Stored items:
▶

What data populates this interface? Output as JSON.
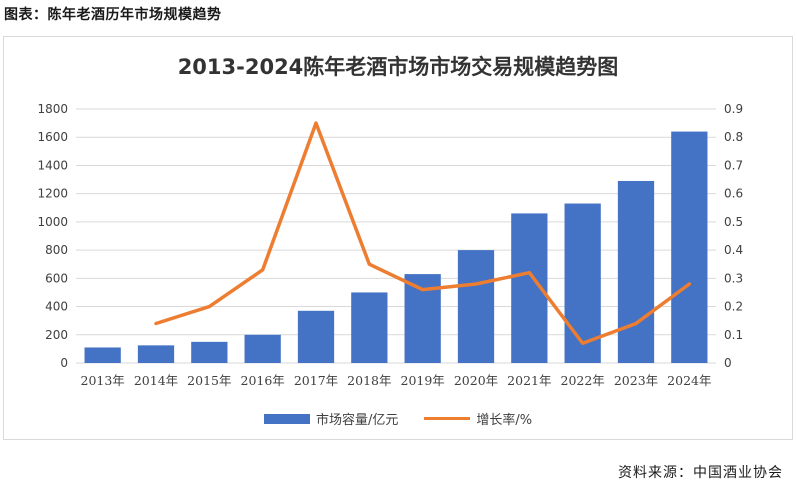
{
  "figure_caption": "图表：陈年老酒历年市场规模趋势",
  "source": "资料来源：中国酒业协会",
  "colors": {
    "bar": "#4472c4",
    "line": "#ed7d31",
    "grid": "#d9d9d9"
  },
  "chart_data": {
    "type": "bar",
    "title": "2013-2024陈年老酒市场市场交易规模趋势图",
    "categories": [
      "2013年",
      "2014年",
      "2015年",
      "2016年",
      "2017年",
      "2018年",
      "2019年",
      "2020年",
      "2021年",
      "2022年",
      "2023年",
      "2024年"
    ],
    "y_left": {
      "ylim": [
        0,
        1800
      ],
      "ticks": [
        "0",
        "200",
        "400",
        "600",
        "800",
        "1000",
        "1200",
        "1400",
        "1600",
        "1800"
      ]
    },
    "y_right": {
      "ylim": [
        0,
        0.9
      ],
      "ticks": [
        "0",
        "0.1",
        "0.2",
        "0.3",
        "0.4",
        "0.5",
        "0.6",
        "0.7",
        "0.8",
        "0.9"
      ]
    },
    "grid": true,
    "legend_position": "bottom",
    "series": [
      {
        "name": "市场容量/亿元",
        "type": "bar",
        "axis": "left",
        "values": [
          110,
          125,
          150,
          200,
          370,
          500,
          630,
          800,
          1060,
          1130,
          1290,
          1640
        ]
      },
      {
        "name": "增长率/%",
        "type": "line",
        "axis": "right",
        "values": [
          null,
          0.14,
          0.2,
          0.33,
          0.85,
          0.35,
          0.26,
          0.28,
          0.32,
          0.07,
          0.14,
          0.28
        ]
      }
    ]
  }
}
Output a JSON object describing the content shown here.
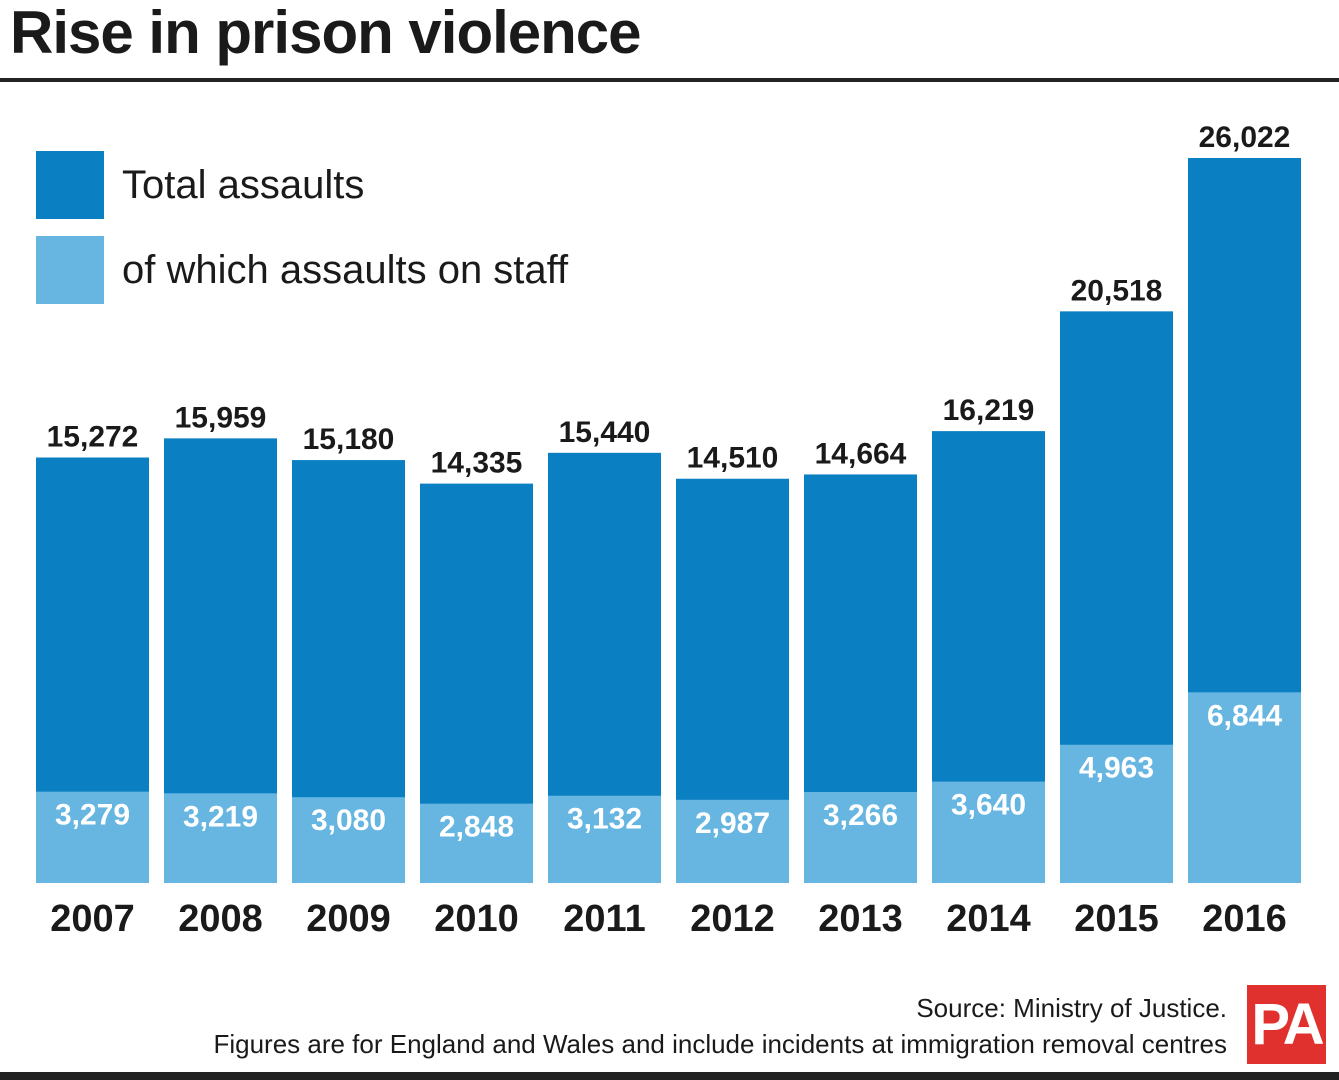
{
  "chart_data": {
    "type": "bar",
    "stacking": "overlay",
    "title": "Rise in prison violence",
    "categories": [
      "2007",
      "2008",
      "2009",
      "2010",
      "2011",
      "2012",
      "2013",
      "2014",
      "2015",
      "2016"
    ],
    "series": [
      {
        "name": "Total assaults",
        "color": "#0a7fc1",
        "values": [
          15272,
          15959,
          15180,
          14335,
          15440,
          14510,
          14664,
          16219,
          20518,
          26022
        ]
      },
      {
        "name": "of which assaults on staff",
        "color": "#66b6e1",
        "values": [
          3279,
          3219,
          3080,
          2848,
          3132,
          2987,
          3266,
          3640,
          4963,
          6844
        ]
      }
    ],
    "legend_placement": "top-left",
    "grid": false,
    "ylim": [
      0,
      26022
    ]
  },
  "footer": {
    "source": "Source: Ministry of Justice.",
    "note": "Figures are for England and Wales and include incidents at immigration removal centres",
    "logo": "PA",
    "logo_color": "#e0312f"
  }
}
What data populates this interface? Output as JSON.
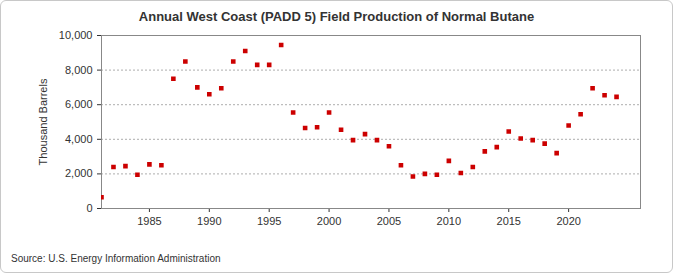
{
  "chart_data": {
    "type": "scatter",
    "title": "Annual West Coast (PADD 5) Field Production of Normal Butane",
    "y_label": "Thousand Barrels",
    "source": "Source: U.S. Energy Information Administration",
    "x": [
      1981,
      1982,
      1983,
      1984,
      1985,
      1986,
      1987,
      1988,
      1989,
      1990,
      1991,
      1992,
      1993,
      1994,
      1995,
      1996,
      1997,
      1998,
      1999,
      2000,
      2001,
      2002,
      2003,
      2004,
      2005,
      2006,
      2007,
      2008,
      2009,
      2010,
      2011,
      2012,
      2013,
      2014,
      2015,
      2016,
      2017,
      2018,
      2019,
      2020,
      2021,
      2022,
      2023,
      2024
    ],
    "values": [
      650,
      2400,
      2450,
      1950,
      2550,
      2500,
      7500,
      8500,
      7000,
      6600,
      6950,
      8500,
      9100,
      8300,
      8300,
      9450,
      5550,
      4650,
      4700,
      5550,
      4550,
      3950,
      4300,
      3950,
      3600,
      2500,
      1850,
      2000,
      1950,
      2750,
      2050,
      2400,
      3300,
      3550,
      4450,
      4050,
      3950,
      3750,
      3200,
      4800,
      5450,
      6950,
      6550,
      6450
    ],
    "color": "#cc0000",
    "marker": "square",
    "xlim": [
      1981,
      2026
    ],
    "xticks": [
      1985,
      1990,
      1995,
      2000,
      2005,
      2010,
      2015,
      2020
    ],
    "ylim": [
      0,
      10000
    ],
    "yticks": [
      0,
      {
        "value": 2000,
        "label": "2,000"
      },
      {
        "value": 4000,
        "label": "4,000"
      },
      {
        "value": 6000,
        "label": "6,000"
      },
      {
        "value": 8000,
        "label": "8,000"
      },
      {
        "value": 10000,
        "label": "10,000"
      }
    ],
    "grid": true
  }
}
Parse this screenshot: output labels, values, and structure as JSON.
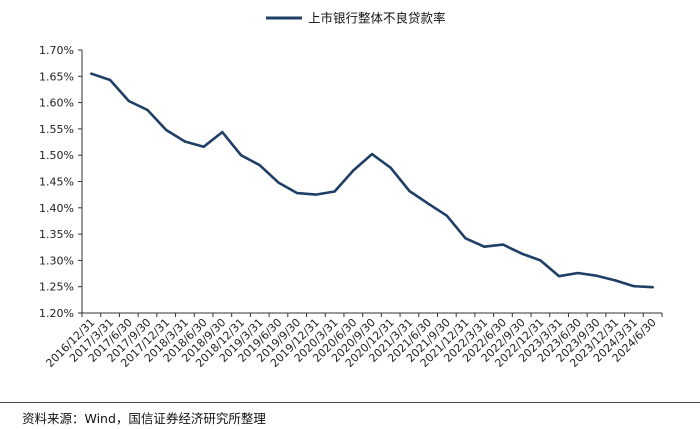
{
  "chart_data": {
    "type": "line",
    "title": "",
    "xlabel": "",
    "ylabel": "",
    "legend": "top-center",
    "grid": false,
    "ylim": [
      1.2,
      1.7
    ],
    "yticks": [
      "1.20%",
      "1.25%",
      "1.30%",
      "1.35%",
      "1.40%",
      "1.45%",
      "1.50%",
      "1.55%",
      "1.60%",
      "1.65%",
      "1.70%"
    ],
    "ytick_values": [
      1.2,
      1.25,
      1.3,
      1.35,
      1.4,
      1.45,
      1.5,
      1.55,
      1.6,
      1.65,
      1.7
    ],
    "categories": [
      "2016/12/31",
      "2017/3/31",
      "2017/6/30",
      "2017/9/30",
      "2017/12/31",
      "2018/3/31",
      "2018/6/30",
      "2018/9/30",
      "2018/12/31",
      "2019/3/31",
      "2019/6/30",
      "2019/9/30",
      "2019/12/31",
      "2020/3/31",
      "2020/6/30",
      "2020/9/30",
      "2020/12/31",
      "2021/3/31",
      "2021/6/30",
      "2021/9/30",
      "2021/12/31",
      "2022/3/31",
      "2022/6/30",
      "2022/9/30",
      "2022/12/31",
      "2023/3/31",
      "2023/6/30",
      "2023/9/30",
      "2023/12/31",
      "2024/3/31",
      "2024/6/30"
    ],
    "series": [
      {
        "name": "上市银行整体不良贷款率",
        "color": "#1f3f66",
        "values": [
          1.655,
          1.643,
          1.603,
          1.586,
          1.548,
          1.526,
          1.516,
          1.544,
          1.5,
          1.481,
          1.448,
          1.428,
          1.425,
          1.431,
          1.471,
          1.502,
          1.476,
          1.432,
          1.408,
          1.385,
          1.342,
          1.326,
          1.33,
          1.313,
          1.3,
          1.27,
          1.276,
          1.271,
          1.262,
          1.251,
          1.249
        ]
      }
    ]
  },
  "source": "资料来源：Wind，国信证券经济研究所整理"
}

◀

▶ [GOAL]: Extract all lines that hold the word "grid".

▶ [OUTPUT]:
    "grid": "#d9d9d9"
    "grid": true,
    "grid": false,
    "grid": true
    "grid": false,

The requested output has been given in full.